# Compito assegnato 1
Nel brano su Quella casa nel bosco, quali attori interpretano gli impiegati della multinazionale addetti a gestire il rito negli Stati Uniti?

Quella casa nel bosco, che compie in questi giorni dieci anni, è una di quelle rare gemme. Un film che mette alla berlina il genere e allo stesso tempo lo abbraccia fortissimo per addentrarsi in territori lovecraftiani con la gioia di chi quella roba la ama davvero. Lo dice benissimo Joss Whedon, co-sceneggiatore (con il regista Drew Goddard) e fine conoscitore dei meccanismi della narrazione. Whedon, all’epoca ancora l’autore numero uno della TV americana prima che i suoi comportamenti discutibili sui set lo trasformassero in paria, definisce Quella casa nel bosco “una seria critica di ciò che amiamo e ciò che non ci piace dei film horror”. Da un lato quello strano rapporto tra “oggettificazione” e “identificazione”, il desiderio che “le persone si salvino, ma allo stesso tempo la speranza che si addentrino in luoghi oscuri e affrontino qualcosa di orrendo”. Dall’altra, “i ragazzi che si comportano come idioti” e “l’involuzione del film horror in torture porn”.

Quella casa nel bosco è costruito perciò come un horror estremamente classico, che ripercorre tutti i punti fermi del filone delle “case nel bosco” reso popolare da La Casa di Sam Raimi. C’è tutto, anche in maniera insistita: il gruppo di teenager assortiti (l’atleta, la cheerleader disinibita, la “vergine” / final girl, lo studioso, il fattone), il matto che li avverte del pericolo non ascoltato, la cantina piena di MacGuffin risveglia-mostri. Solo che tutto ha una ragione precisa, e questa ragione è che i ragazzi sono inconsapevoli vittime di un rito sacrificale che, periodicamente, viene messo in atto per placare una stirpe di antichi e giganteschi dei malvagi che popolavano la Terra prima dell’avvento dell’uomo. E chi si occupa di gestire questi sacrifici umani (al plurale, ce n’è uno per nazione in caso qualcosa vada storto)? Ma ovviamente un cast di personaggi iper-ordinari, impiegati in camicia e cravatta che lavorano in una struttura sotterranea dove tutto è spaventosamente normale, persino noioso.

Il genio di Quella casa nel bosco è proprio questo, l’incontro tra horror e workplace comedy che non pensavi di voler vedere e non credevi potesse funzionare così bene. Richard Jenkins e Bradley Whitford rubano la scena a tutti nei panni degli impiegati di questa misteriosa multinazionale, addetti a gestire il rito negli Stati Uniti. L’adesione ai cliché è spiegata con i peculiari gusti degli Antichi, che vogliono vedere esattamente quel genere di spettacolo con quel cast di personaggi: vogliono vedere le tette, vogliono vedere il sangue, vogliono vedere sofferenza e paura e, se proprio la vergine sopravvivrà diventando final girl, si accontenteranno, a patto che soffra abbastanza. Vi ricorda qualcosa?

# Compito assegnato 2
Ricopia senza alcuna modifica i record, tutto dall'inizio giù fino alla riga che contiene "keypad-key-blank-11[interactable] — [516, 577, 536, 597]", compresa la prima e l'ultima riga.

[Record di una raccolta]
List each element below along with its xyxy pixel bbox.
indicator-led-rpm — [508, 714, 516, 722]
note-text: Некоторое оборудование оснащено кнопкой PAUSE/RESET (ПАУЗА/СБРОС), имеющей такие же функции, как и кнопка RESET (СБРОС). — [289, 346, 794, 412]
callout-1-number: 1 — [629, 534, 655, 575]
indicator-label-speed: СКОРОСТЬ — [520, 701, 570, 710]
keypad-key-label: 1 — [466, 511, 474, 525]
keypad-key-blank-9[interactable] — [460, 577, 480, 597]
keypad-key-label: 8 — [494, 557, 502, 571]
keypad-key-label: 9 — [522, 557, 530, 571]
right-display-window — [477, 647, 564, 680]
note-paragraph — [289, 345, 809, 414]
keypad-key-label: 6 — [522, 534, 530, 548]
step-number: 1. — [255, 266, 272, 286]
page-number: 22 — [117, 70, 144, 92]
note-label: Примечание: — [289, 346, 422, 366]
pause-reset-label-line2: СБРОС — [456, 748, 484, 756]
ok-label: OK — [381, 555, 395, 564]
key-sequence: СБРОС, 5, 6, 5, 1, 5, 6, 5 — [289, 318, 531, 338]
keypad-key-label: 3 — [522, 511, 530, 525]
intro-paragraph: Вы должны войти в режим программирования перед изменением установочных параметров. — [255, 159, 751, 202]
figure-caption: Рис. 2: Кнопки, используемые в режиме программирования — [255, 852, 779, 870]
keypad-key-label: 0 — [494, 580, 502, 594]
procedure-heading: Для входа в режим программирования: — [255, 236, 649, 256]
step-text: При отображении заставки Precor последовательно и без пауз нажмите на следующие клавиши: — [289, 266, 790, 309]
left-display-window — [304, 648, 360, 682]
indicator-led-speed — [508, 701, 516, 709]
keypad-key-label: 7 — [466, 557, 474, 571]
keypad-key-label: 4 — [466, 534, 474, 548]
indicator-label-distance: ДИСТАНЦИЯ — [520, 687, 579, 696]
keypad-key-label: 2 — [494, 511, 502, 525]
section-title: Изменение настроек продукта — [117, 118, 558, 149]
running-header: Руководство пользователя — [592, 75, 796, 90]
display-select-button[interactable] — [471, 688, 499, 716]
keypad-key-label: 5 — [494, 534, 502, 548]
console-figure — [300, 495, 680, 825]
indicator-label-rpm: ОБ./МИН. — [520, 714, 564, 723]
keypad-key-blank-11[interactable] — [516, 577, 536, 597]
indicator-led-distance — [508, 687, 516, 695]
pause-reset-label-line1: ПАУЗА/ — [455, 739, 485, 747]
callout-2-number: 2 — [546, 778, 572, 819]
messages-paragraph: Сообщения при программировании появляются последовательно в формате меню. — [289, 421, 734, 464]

# Risposta scritta 1
Richard Jenkins e Bradley Whitford.

# Risposta scritta 2
List each element below along with its xyxy pixel bbox.
indicator-led-rpm — [508, 714, 516, 722]
note-text: Некоторое оборудование оснащено кнопкой PAUSE/RESET (ПАУЗА/СБРОС), имеющей такие же функции, как и кнопка RESET (СБРОС). — [289, 346, 794, 412]
callout-1-number: 1 — [629, 534, 655, 575]
indicator-label-speed: СКОРОСТЬ — [520, 701, 570, 710]
keypad-key-label: 1 — [466, 511, 474, 525]
keypad-key-blank-9[interactable] — [460, 577, 480, 597]
keypad-key-label: 8 — [494, 557, 502, 571]
keypad-key-label: 9 — [522, 557, 530, 571]
right-display-window — [477, 647, 564, 680]
note-paragraph — [289, 345, 809, 414]
keypad-key-label: 6 — [522, 534, 530, 548]
step-number: 1. — [255, 266, 272, 286]
page-number: 22 — [117, 70, 144, 92]
note-label: Примечание: — [289, 346, 422, 366]
pause-reset-label-line2: СБРОС — [456, 748, 484, 756]
ok-label: OK — [381, 555, 395, 564]
key-sequence: СБРОС, 5, 6, 5, 1, 5, 6, 5 — [289, 318, 531, 338]
keypad-key-label: 3 — [522, 511, 530, 525]
intro-paragraph: Вы должны войти в режим программирования перед изменением установочных параметров. — [255, 159, 751, 202]
figure-caption: Рис. 2: Кнопки, используемые в режиме программирования — [255, 852, 779, 870]
keypad-key-label: 0 — [494, 580, 502, 594]
procedure-heading: Для входа в режим программирования: — [255, 236, 649, 256]
step-text: При отображении заставки Precor последовательно и без пауз нажмите на следующие клавиши: — [289, 266, 790, 309]
left-display-window — [304, 648, 360, 682]
indicator-led-speed — [508, 701, 516, 709]
keypad-key-label: 7 — [466, 557, 474, 571]
keypad-key-label: 4 — [466, 534, 474, 548]
indicator-label-distance: ДИСТАНЦИЯ — [520, 687, 579, 696]
keypad-key-label: 2 — [494, 511, 502, 525]
section-title: Изменение настроек продукта — [117, 118, 558, 149]
running-header: Руководство пользователя — [592, 75, 796, 90]
display-select-button[interactable] — [471, 688, 499, 716]
keypad-key-label: 5 — [494, 534, 502, 548]
console-figure — [300, 495, 680, 825]
indicator-label-rpm: ОБ./МИН. — [520, 714, 564, 723]
keypad-key-blank-11[interactable] — [516, 577, 536, 597]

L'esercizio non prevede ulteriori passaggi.